> Task objective:
Set out every line of the items below as a numbered list, leaving out any blank lines.

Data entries
════════════════════

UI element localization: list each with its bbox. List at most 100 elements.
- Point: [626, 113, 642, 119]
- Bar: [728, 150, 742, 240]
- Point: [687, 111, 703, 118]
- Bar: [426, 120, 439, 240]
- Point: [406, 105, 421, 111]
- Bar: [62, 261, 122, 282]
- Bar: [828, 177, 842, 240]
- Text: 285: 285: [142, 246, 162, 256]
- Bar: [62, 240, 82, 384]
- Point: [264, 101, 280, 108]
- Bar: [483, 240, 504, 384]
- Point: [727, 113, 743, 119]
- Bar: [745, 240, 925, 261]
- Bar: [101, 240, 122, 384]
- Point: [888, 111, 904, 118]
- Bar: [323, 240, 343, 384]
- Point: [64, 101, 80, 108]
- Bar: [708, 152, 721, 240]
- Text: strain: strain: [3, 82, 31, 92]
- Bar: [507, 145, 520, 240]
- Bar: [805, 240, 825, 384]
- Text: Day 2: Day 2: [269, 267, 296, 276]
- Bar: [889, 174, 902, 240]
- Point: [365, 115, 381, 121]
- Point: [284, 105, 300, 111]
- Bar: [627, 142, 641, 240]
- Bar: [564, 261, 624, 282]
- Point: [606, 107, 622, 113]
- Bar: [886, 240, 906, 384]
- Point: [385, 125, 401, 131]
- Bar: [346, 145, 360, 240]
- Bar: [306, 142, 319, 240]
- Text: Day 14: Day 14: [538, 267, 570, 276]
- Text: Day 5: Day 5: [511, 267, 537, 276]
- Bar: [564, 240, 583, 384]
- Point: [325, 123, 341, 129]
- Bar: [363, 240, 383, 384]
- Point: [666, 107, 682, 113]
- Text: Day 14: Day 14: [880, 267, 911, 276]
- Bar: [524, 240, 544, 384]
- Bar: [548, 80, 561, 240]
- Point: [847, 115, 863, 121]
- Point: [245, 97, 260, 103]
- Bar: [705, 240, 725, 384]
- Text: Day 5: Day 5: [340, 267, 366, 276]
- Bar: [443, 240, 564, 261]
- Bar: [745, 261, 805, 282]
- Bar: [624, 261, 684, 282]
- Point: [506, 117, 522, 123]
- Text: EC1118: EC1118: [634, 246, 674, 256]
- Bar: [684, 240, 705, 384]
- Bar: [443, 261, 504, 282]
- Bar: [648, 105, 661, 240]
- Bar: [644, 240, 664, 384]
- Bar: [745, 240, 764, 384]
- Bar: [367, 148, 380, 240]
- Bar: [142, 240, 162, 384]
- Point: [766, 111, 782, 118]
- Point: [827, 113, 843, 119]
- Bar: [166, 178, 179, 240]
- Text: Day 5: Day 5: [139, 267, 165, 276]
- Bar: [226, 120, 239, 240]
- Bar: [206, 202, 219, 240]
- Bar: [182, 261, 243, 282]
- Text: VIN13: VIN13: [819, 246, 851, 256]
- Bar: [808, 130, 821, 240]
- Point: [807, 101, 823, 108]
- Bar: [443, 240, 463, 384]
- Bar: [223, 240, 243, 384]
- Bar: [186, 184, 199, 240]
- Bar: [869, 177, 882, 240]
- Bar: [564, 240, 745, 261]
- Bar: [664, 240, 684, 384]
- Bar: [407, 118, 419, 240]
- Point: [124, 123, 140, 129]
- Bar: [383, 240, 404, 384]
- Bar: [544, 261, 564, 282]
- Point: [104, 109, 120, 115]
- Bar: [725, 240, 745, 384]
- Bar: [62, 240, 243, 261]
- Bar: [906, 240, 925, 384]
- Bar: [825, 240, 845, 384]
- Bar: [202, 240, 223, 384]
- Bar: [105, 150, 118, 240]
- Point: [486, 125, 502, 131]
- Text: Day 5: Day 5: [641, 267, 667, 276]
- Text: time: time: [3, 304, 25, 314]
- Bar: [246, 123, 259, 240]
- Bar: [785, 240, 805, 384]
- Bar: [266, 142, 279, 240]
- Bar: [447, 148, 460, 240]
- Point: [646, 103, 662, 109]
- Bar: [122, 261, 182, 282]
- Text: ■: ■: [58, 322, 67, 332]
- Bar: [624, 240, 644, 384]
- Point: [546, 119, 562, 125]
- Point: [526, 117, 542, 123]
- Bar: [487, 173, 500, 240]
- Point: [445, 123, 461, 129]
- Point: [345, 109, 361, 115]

════════════════════

> Task output:
1. UI element localization: list each with its bbox. List at most 100 elements.
2. - Point: [626, 113, 642, 119]
3. - Bar: [728, 150, 742, 240]
4. - Point: [687, 111, 703, 118]
5. - Bar: [426, 120, 439, 240]
6. - Point: [406, 105, 421, 111]
7. - Bar: [62, 261, 122, 282]
8. - Bar: [828, 177, 842, 240]
9. - Text: 285: 285: [142, 246, 162, 256]
10. - Bar: [62, 240, 82, 384]
11. - Point: [264, 101, 280, 108]
12. - Bar: [483, 240, 504, 384]
13. - Point: [727, 113, 743, 119]
14. - Bar: [745, 240, 925, 261]
15. - Bar: [101, 240, 122, 384]
16. - Point: [888, 111, 904, 118]
17. - Bar: [323, 240, 343, 384]
18. - Point: [64, 101, 80, 108]
19. - Bar: [708, 152, 721, 240]
20. - Text: strain: strain: [3, 82, 31, 92]
21. - Bar: [507, 145, 520, 240]
22. - Bar: [805, 240, 825, 384]
23. - Text: Day 2: Day 2: [269, 267, 296, 276]
24. - Bar: [889, 174, 902, 240]
25. - Point: [365, 115, 381, 121]
26. - Point: [284, 105, 300, 111]
27. - Bar: [627, 142, 641, 240]
28. - Bar: [564, 261, 624, 282]
29. - Point: [606, 107, 622, 113]
30. - Bar: [886, 240, 906, 384]
31. - Point: [385, 125, 401, 131]
32. - Bar: [346, 145, 360, 240]
33. - Bar: [306, 142, 319, 240]
34. - Text: Day 14: Day 14: [538, 267, 570, 276]
35. - Text: Day 5: Day 5: [511, 267, 537, 276]
36. - Bar: [564, 240, 583, 384]
37. - Point: [325, 123, 341, 129]
38. - Bar: [363, 240, 383, 384]
39. - Point: [666, 107, 682, 113]
40. - Text: Day 14: Day 14: [880, 267, 911, 276]
41. - Bar: [524, 240, 544, 384]
42. - Bar: [548, 80, 561, 240]
43. - Point: [847, 115, 863, 121]
44. - Point: [245, 97, 260, 103]
45. - Bar: [705, 240, 725, 384]
46. - Text: Day 5: Day 5: [340, 267, 366, 276]
47. - Bar: [443, 240, 564, 261]
48. - Bar: [745, 261, 805, 282]
49. - Bar: [624, 261, 684, 282]
50. - Point: [506, 117, 522, 123]
51. - Text: EC1118: EC1118: [634, 246, 674, 256]
52. - Bar: [684, 240, 705, 384]
53. - Bar: [443, 261, 504, 282]
54. - Bar: [648, 105, 661, 240]
55. - Bar: [644, 240, 664, 384]
56. - Bar: [745, 240, 764, 384]
57. - Bar: [367, 148, 380, 240]
58. - Bar: [142, 240, 162, 384]
59. - Point: [766, 111, 782, 118]
60. - Point: [827, 113, 843, 119]
61. - Bar: [166, 178, 179, 240]
62. - Text: Day 5: Day 5: [139, 267, 165, 276]
63. - Bar: [226, 120, 239, 240]
64. - Bar: [206, 202, 219, 240]
65. - Bar: [182, 261, 243, 282]
66. - Text: VIN13: VIN13: [819, 246, 851, 256]
67. - Bar: [808, 130, 821, 240]
68. - Point: [807, 101, 823, 108]
69. - Bar: [443, 240, 463, 384]
70. - Bar: [223, 240, 243, 384]
71. - Bar: [186, 184, 199, 240]
72. - Bar: [869, 177, 882, 240]
73. - Bar: [564, 240, 745, 261]
74. - Bar: [664, 240, 684, 384]
75. - Bar: [407, 118, 419, 240]
76. - Point: [124, 123, 140, 129]
77. - Bar: [383, 240, 404, 384]
78. - Bar: [544, 261, 564, 282]
79. - Point: [104, 109, 120, 115]
80. - Bar: [725, 240, 745, 384]
81. - Bar: [62, 240, 243, 261]
82. - Bar: [906, 240, 925, 384]
83. - Bar: [825, 240, 845, 384]
84. - Bar: [202, 240, 223, 384]
85. - Bar: [105, 150, 118, 240]
86. - Point: [486, 125, 502, 131]
87. - Text: Day 5: Day 5: [641, 267, 667, 276]
88. - Text: time: time: [3, 304, 25, 314]
89. - Bar: [246, 123, 259, 240]
90. - Bar: [785, 240, 805, 384]
91. - Bar: [266, 142, 279, 240]
92. - Bar: [447, 148, 460, 240]
93. - Point: [646, 103, 662, 109]
94. - Bar: [122, 261, 182, 282]
95. - Text: ■: ■: [58, 322, 67, 332]
96. - Bar: [624, 240, 644, 384]
97. - Point: [546, 119, 562, 125]
98. - Point: [526, 117, 542, 123]
99. - Bar: [487, 173, 500, 240]
100. - Point: [445, 123, 461, 129]
101. - Point: [345, 109, 361, 115]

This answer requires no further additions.